→ **PROBLEM TO SOLVE**: An exact reproduction of the records is required, with all images left out.

→ **DATA TO USE**:

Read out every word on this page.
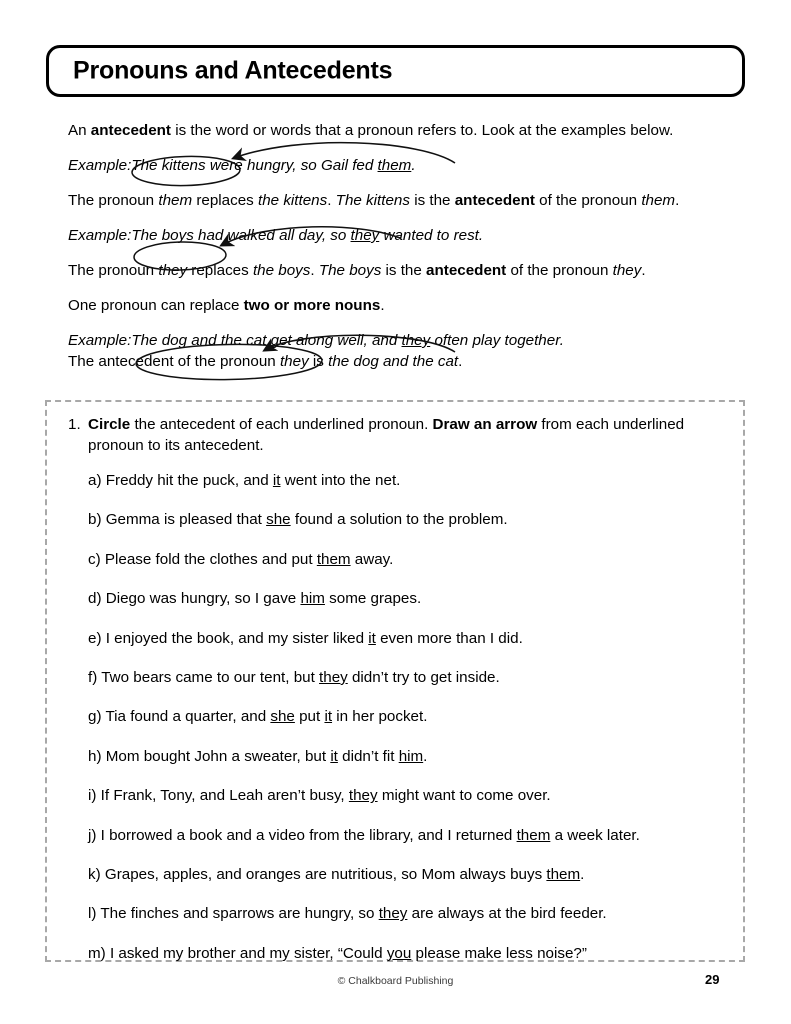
Pronouns and Antecedents
An antecedent is the word or words that a pronoun refers to. Look at the examples below.
Example:The kittens were hungry, so Gail fed them.
The pronoun them replaces the kittens. The kittens is the antecedent of the pronoun them.
Example:The boys had walked all day, so they wanted to rest.
The pronoun they replaces the boys. The boys is the antecedent of the pronoun they.
One pronoun can replace two or more nouns.
Example:The dog and the cat get along well, and they often play together.
The antecedent of the pronoun they is the dog and the cat.
1. Circle the antecedent of each underlined pronoun. Draw an arrow from each underlined pronoun to its antecedent.
a) Freddy hit the puck, and it went into the net.
b) Gemma is pleased that she found a solution to the problem.
c) Please fold the clothes and put them away.
d) Diego was hungry, so I gave him some grapes.
e) I enjoyed the book, and my sister liked it even more than I did.
f) Two bears came to our tent, but they didn’t try to get inside.
g) Tia found a quarter, and she put it in her pocket.
h) Mom bought John a sweater, but it didn’t fit him.
i) If Frank, Tony, and Leah aren’t busy, they might want to come over.
j) I borrowed a book and a video from the library, and I returned them a week later.
k) Grapes, apples, and oranges are nutritious, so Mom always buys them.
l) The finches and sparrows are hungry, so they are always at the bird feeder.
m) I asked my brother and my sister, “Could you please make less noise?”
© Chalkboard Publishing	29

→ **COMPLETE ANSWER**:
Read out every word on this page.
Pronouns and Antecedents
An antecedent is the word or words that a pronoun refers to. Look at the examples below.
Example:The kittens were hungry, so Gail fed them.
The pronoun them replaces the kittens. The kittens is the antecedent of the pronoun them.
Example:The boys had walked all day, so they wanted to rest.
The pronoun they replaces the boys. The boys is the antecedent of the pronoun they.
One pronoun can replace two or more nouns.
Example:The dog and the cat get along well, and they often play together.
The antecedent of the pronoun they is the dog and the cat.
1. Circle the antecedent of each underlined pronoun. Draw an arrow from each underlined pronoun to its antecedent.
a) Freddy hit the puck, and it went into the net.
b) Gemma is pleased that she found a solution to the problem.
c) Please fold the clothes and put them away.
d) Diego was hungry, so I gave him some grapes.
e) I enjoyed the book, and my sister liked it even more than I did.
f) Two bears came to our tent, but they didn’t try to get inside.
g) Tia found a quarter, and she put it in her pocket.
h) Mom bought John a sweater, but it didn’t fit him.
i) If Frank, Tony, and Leah aren’t busy, they might want to come over.
j) I borrowed a book and a video from the library, and I returned them a week later.
k) Grapes, apples, and oranges are nutritious, so Mom always buys them.
l) The finches and sparrows are hungry, so they are always at the bird feeder.
m) I asked my brother and my sister, “Could you please make less noise?”
© Chalkboard Publishing	29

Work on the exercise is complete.